• **Available records**
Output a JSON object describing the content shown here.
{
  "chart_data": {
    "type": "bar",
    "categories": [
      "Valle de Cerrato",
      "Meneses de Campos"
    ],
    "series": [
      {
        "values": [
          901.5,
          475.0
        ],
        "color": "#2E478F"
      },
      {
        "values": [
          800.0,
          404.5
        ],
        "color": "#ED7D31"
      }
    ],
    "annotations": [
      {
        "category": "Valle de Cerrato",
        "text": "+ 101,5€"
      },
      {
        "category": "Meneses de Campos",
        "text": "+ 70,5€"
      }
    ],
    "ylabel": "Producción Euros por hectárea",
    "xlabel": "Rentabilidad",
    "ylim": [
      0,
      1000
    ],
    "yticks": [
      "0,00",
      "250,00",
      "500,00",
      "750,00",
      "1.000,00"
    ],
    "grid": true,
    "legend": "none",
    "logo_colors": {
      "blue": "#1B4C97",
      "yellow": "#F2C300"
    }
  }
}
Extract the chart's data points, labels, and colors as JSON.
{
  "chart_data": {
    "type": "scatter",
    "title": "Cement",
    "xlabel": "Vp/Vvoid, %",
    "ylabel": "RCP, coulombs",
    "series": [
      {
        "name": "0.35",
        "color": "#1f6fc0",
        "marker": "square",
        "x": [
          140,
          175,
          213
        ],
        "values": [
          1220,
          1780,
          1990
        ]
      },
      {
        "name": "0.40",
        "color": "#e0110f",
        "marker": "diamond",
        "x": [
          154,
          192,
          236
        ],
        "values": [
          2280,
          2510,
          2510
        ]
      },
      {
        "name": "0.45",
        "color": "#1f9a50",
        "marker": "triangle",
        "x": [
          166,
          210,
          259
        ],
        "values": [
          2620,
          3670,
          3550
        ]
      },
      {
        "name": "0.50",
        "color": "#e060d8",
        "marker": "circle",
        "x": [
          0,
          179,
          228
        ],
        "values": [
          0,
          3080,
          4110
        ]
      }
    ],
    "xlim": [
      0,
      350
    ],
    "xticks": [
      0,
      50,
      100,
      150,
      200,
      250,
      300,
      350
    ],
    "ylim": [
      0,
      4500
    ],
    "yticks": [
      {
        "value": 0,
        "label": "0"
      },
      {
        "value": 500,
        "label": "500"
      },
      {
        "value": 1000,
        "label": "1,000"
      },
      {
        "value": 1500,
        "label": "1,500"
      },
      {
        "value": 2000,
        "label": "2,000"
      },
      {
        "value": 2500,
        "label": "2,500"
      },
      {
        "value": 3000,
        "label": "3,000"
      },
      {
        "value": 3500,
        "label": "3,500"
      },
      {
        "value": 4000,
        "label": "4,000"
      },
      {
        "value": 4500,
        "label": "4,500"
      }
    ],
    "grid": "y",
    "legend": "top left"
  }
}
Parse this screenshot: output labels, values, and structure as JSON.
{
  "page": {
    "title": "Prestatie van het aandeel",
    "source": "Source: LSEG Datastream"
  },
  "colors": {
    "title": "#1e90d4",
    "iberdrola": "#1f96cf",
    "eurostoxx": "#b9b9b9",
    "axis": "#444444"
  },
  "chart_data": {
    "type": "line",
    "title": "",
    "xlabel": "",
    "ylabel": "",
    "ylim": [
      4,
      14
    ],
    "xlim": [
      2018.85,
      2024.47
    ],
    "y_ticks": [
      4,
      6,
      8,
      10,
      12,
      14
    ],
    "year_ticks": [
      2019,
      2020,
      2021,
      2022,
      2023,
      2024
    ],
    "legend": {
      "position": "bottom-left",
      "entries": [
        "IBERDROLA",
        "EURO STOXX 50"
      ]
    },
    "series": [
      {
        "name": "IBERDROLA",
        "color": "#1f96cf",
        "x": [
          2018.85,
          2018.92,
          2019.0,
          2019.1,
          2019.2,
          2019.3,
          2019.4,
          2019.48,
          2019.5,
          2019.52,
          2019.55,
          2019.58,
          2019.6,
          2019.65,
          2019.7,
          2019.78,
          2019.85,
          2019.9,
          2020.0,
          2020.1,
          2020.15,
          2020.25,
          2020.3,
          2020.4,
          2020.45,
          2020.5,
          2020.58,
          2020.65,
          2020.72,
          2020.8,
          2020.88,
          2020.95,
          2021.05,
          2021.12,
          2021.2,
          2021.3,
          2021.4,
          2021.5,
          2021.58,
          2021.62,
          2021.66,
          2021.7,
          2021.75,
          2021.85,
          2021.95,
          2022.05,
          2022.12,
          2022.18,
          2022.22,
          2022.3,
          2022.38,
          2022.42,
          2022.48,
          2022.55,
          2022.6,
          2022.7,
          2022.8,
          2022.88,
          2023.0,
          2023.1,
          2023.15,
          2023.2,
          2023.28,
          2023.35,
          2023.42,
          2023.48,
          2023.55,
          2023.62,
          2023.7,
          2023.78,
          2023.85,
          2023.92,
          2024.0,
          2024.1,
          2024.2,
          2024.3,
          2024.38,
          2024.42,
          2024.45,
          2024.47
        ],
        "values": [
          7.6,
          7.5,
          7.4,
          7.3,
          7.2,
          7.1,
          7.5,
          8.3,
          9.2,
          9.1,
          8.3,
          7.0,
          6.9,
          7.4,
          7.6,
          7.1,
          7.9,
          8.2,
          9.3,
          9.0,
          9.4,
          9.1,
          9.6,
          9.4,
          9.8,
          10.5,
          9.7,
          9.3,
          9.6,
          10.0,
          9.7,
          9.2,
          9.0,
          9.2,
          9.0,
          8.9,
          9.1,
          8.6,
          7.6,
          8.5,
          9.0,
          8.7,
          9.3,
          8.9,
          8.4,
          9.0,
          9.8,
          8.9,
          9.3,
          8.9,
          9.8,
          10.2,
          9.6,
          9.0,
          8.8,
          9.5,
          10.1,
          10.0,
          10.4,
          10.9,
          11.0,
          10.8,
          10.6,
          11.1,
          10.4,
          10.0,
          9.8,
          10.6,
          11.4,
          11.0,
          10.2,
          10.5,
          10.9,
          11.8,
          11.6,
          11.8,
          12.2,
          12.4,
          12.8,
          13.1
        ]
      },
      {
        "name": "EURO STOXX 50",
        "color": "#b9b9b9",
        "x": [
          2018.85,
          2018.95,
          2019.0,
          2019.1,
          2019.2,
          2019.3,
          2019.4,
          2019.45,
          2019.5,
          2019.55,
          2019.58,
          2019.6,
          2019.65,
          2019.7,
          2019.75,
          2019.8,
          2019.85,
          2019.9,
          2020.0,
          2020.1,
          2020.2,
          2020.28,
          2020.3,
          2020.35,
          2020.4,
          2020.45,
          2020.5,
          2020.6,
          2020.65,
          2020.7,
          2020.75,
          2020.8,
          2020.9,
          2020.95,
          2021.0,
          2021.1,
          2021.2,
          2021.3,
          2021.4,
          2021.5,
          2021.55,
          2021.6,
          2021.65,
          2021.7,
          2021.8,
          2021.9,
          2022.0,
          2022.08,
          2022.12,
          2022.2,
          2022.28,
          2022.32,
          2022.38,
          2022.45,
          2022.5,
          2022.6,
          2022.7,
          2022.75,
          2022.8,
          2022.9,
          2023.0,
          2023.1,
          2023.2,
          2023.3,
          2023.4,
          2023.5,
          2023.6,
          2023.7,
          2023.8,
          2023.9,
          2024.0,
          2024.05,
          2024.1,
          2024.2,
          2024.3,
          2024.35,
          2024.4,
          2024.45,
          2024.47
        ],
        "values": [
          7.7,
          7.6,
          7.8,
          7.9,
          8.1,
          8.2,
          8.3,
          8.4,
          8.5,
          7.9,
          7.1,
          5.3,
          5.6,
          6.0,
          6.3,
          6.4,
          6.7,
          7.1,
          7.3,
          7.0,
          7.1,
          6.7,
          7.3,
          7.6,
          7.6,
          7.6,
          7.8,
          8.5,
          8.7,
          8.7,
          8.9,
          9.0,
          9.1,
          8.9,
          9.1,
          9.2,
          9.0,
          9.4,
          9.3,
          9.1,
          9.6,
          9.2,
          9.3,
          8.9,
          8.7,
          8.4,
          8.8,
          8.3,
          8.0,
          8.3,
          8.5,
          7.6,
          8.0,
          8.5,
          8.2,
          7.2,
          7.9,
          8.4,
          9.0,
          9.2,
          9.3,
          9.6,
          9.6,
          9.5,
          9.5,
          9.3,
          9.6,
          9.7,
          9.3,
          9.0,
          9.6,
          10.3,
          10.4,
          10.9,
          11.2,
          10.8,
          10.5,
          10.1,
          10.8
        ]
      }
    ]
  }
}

• **Direction**
Copy and report every line where the word "left" is present.

• **Task result**
    "legend": "top left"
      "position": "bottom-left",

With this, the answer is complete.